*Directive:* Could you write out the records below exactly as they appear?

::: Material for this task

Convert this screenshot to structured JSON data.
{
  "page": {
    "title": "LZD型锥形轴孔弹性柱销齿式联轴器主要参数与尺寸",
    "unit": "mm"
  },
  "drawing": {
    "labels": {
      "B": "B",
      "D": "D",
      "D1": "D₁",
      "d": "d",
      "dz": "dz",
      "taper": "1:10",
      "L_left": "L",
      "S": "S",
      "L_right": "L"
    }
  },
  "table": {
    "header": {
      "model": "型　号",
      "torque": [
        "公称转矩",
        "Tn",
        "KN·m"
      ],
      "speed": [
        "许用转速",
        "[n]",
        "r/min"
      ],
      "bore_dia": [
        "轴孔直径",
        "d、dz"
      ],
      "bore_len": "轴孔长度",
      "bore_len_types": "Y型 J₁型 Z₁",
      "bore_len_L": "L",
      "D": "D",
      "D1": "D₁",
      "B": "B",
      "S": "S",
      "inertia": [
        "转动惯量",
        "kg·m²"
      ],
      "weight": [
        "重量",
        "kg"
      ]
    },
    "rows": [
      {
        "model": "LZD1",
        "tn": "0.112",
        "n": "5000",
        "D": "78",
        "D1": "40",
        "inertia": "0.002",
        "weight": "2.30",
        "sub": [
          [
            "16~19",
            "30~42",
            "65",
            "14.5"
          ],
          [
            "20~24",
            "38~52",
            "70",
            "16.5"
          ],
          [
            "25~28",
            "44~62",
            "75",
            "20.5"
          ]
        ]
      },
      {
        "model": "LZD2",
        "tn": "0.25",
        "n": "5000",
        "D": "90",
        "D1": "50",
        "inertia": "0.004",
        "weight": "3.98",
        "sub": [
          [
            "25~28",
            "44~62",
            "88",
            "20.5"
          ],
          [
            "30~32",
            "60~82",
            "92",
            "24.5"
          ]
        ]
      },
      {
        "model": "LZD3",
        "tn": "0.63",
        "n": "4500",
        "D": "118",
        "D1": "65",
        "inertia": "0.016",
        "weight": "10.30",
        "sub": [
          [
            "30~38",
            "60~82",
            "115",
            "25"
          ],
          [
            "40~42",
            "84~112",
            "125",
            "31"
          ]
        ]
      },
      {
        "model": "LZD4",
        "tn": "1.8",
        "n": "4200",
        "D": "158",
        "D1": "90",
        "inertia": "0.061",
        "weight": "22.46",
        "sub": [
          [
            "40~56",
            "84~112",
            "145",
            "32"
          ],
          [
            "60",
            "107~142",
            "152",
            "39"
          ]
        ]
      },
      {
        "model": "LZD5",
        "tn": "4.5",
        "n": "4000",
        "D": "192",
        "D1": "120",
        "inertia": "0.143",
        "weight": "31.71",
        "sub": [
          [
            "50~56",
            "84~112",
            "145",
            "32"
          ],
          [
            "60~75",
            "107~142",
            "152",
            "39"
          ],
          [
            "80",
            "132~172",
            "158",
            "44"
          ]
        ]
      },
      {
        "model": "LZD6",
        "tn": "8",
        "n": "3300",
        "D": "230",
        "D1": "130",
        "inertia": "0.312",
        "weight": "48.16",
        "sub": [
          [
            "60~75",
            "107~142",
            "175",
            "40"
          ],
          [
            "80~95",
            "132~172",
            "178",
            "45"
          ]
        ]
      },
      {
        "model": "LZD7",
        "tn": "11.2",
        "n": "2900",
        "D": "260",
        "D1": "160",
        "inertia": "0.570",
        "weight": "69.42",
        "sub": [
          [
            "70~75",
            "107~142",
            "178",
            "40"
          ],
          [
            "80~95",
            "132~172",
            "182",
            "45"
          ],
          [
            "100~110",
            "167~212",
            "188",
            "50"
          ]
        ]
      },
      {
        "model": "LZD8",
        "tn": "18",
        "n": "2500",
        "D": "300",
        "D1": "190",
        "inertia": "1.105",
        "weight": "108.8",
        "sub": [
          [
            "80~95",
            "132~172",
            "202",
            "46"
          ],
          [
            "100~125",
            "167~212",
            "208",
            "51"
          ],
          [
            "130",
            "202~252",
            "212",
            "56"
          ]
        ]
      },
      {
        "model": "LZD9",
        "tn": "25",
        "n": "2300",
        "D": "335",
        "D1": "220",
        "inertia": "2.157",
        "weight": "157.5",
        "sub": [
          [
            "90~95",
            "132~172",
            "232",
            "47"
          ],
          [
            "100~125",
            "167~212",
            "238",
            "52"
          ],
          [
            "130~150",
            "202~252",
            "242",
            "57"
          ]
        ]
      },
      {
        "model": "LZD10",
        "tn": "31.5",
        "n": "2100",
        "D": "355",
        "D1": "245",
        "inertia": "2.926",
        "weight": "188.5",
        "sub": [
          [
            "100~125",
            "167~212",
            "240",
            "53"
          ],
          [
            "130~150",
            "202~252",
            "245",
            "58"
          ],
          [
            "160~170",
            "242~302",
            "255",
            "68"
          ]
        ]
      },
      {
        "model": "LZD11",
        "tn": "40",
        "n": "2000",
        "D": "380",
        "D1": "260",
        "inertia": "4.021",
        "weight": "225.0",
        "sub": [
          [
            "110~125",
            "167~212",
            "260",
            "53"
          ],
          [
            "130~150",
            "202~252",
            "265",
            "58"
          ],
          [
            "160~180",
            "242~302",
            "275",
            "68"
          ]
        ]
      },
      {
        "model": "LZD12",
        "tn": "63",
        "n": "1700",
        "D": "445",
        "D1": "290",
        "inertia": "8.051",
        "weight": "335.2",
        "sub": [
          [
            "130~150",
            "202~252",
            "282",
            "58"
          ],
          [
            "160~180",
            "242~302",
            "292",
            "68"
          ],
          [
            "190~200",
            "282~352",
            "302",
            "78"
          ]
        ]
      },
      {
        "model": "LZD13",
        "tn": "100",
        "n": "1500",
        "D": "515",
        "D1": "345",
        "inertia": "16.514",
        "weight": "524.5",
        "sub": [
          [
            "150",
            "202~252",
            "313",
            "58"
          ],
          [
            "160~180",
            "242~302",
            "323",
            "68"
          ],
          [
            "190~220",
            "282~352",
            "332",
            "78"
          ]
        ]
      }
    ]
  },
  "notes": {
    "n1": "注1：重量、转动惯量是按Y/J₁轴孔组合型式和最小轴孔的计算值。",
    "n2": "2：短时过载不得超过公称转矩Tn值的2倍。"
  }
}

::::::

*Answer to this task:*
Convert this screenshot to structured JSON data.
{
  "page": {
    "title": "LZD型锥形轴孔弹性柱销齿式联轴器主要参数与尺寸",
    "unit": "mm"
  },
  "drawing": {
    "labels": {
      "B": "B",
      "D": "D",
      "D1": "D₁",
      "d": "d",
      "dz": "dz",
      "taper": "1:10",
      "L_left": "L",
      "S": "S",
      "L_right": "L"
    }
  },
  "table": {
    "header": {
      "model": "型　号",
      "torque": [
        "公称转矩",
        "Tn",
        "KN·m"
      ],
      "speed": [
        "许用转速",
        "[n]",
        "r/min"
      ],
      "bore_dia": [
        "轴孔直径",
        "d、dz"
      ],
      "bore_len": "轴孔长度",
      "bore_len_types": "Y型 J₁型 Z₁",
      "bore_len_L": "L",
      "D": "D",
      "D1": "D₁",
      "B": "B",
      "S": "S",
      "inertia": [
        "转动惯量",
        "kg·m²"
      ],
      "weight": [
        "重量",
        "kg"
      ]
    },
    "rows": [
      {
        "model": "LZD1",
        "tn": "0.112",
        "n": "5000",
        "D": "78",
        "D1": "40",
        "inertia": "0.002",
        "weight": "2.30",
        "sub": [
          [
            "16~19",
            "30~42",
            "65",
            "14.5"
          ],
          [
            "20~24",
            "38~52",
            "70",
            "16.5"
          ],
          [
            "25~28",
            "44~62",
            "75",
            "20.5"
          ]
        ]
      },
      {
        "model": "LZD2",
        "tn": "0.25",
        "n": "5000",
        "D": "90",
        "D1": "50",
        "inertia": "0.004",
        "weight": "3.98",
        "sub": [
          [
            "25~28",
            "44~62",
            "88",
            "20.5"
          ],
          [
            "30~32",
            "60~82",
            "92",
            "24.5"
          ]
        ]
      },
      {
        "model": "LZD3",
        "tn": "0.63",
        "n": "4500",
        "D": "118",
        "D1": "65",
        "inertia": "0.016",
        "weight": "10.30",
        "sub": [
          [
            "30~38",
            "60~82",
            "115",
            "25"
          ],
          [
            "40~42",
            "84~112",
            "125",
            "31"
          ]
        ]
      },
      {
        "model": "LZD4",
        "tn": "1.8",
        "n": "4200",
        "D": "158",
        "D1": "90",
        "inertia": "0.061",
        "weight": "22.46",
        "sub": [
          [
            "40~56",
            "84~112",
            "145",
            "32"
          ],
          [
            "60",
            "107~142",
            "152",
            "39"
          ]
        ]
      },
      {
        "model": "LZD5",
        "tn": "4.5",
        "n": "4000",
        "D": "192",
        "D1": "120",
        "inertia": "0.143",
        "weight": "31.71",
        "sub": [
          [
            "50~56",
            "84~112",
            "145",
            "32"
          ],
          [
            "60~75",
            "107~142",
            "152",
            "39"
          ],
          [
            "80",
            "132~172",
            "158",
            "44"
          ]
        ]
      },
      {
        "model": "LZD6",
        "tn": "8",
        "n": "3300",
        "D": "230",
        "D1": "130",
        "inertia": "0.312",
        "weight": "48.16",
        "sub": [
          [
            "60~75",
            "107~142",
            "175",
            "40"
          ],
          [
            "80~95",
            "132~172",
            "178",
            "45"
          ]
        ]
      },
      {
        "model": "LZD7",
        "tn": "11.2",
        "n": "2900",
        "D": "260",
        "D1": "160",
        "inertia": "0.570",
        "weight": "69.42",
        "sub": [
          [
            "70~75",
            "107~142",
            "178",
            "40"
          ],
          [
            "80~95",
            "132~172",
            "182",
            "45"
          ],
          [
            "100~110",
            "167~212",
            "188",
            "50"
          ]
        ]
      },
      {
        "model": "LZD8",
        "tn": "18",
        "n": "2500",
        "D": "300",
        "D1": "190",
        "inertia": "1.105",
        "weight": "108.8",
        "sub": [
          [
            "80~95",
            "132~172",
            "202",
            "46"
          ],
          [
            "100~125",
            "167~212",
            "208",
            "51"
          ],
          [
            "130",
            "202~252",
            "212",
            "56"
          ]
        ]
      },
      {
        "model": "LZD9",
        "tn": "25",
        "n": "2300",
        "D": "335",
        "D1": "220",
        "inertia": "2.157",
        "weight": "157.5",
        "sub": [
          [
            "90~95",
            "132~172",
            "232",
            "47"
          ],
          [
            "100~125",
            "167~212",
            "238",
            "52"
          ],
          [
            "130~150",
            "202~252",
            "242",
            "57"
          ]
        ]
      },
      {
        "model": "LZD10",
        "tn": "31.5",
        "n": "2100",
        "D": "355",
        "D1": "245",
        "inertia": "2.926",
        "weight": "188.5",
        "sub": [
          [
            "100~125",
            "167~212",
            "240",
            "53"
          ],
          [
            "130~150",
            "202~252",
            "245",
            "58"
          ],
          [
            "160~170",
            "242~302",
            "255",
            "68"
          ]
        ]
      },
      {
        "model": "LZD11",
        "tn": "40",
        "n": "2000",
        "D": "380",
        "D1": "260",
        "inertia": "4.021",
        "weight": "225.0",
        "sub": [
          [
            "110~125",
            "167~212",
            "260",
            "53"
          ],
          [
            "130~150",
            "202~252",
            "265",
            "58"
          ],
          [
            "160~180",
            "242~302",
            "275",
            "68"
          ]
        ]
      },
      {
        "model": "LZD12",
        "tn": "63",
        "n": "1700",
        "D": "445",
        "D1": "290",
        "inertia": "8.051",
        "weight": "335.2",
        "sub": [
          [
            "130~150",
            "202~252",
            "282",
            "58"
          ],
          [
            "160~180",
            "242~302",
            "292",
            "68"
          ],
          [
            "190~200",
            "282~352",
            "302",
            "78"
          ]
        ]
      },
      {
        "model": "LZD13",
        "tn": "100",
        "n": "1500",
        "D": "515",
        "D1": "345",
        "inertia": "16.514",
        "weight": "524.5",
        "sub": [
          [
            "150",
            "202~252",
            "313",
            "58"
          ],
          [
            "160~180",
            "242~302",
            "323",
            "68"
          ],
          [
            "190~220",
            "282~352",
            "332",
            "78"
          ]
        ]
      }
    ]
  },
  "notes": {
    "n1": "注1：重量、转动惯量是按Y/J₁轴孔组合型式和最小轴孔的计算值。",
    "n2": "2：短时过载不得超过公称转矩Tn值的2倍。"
  }
}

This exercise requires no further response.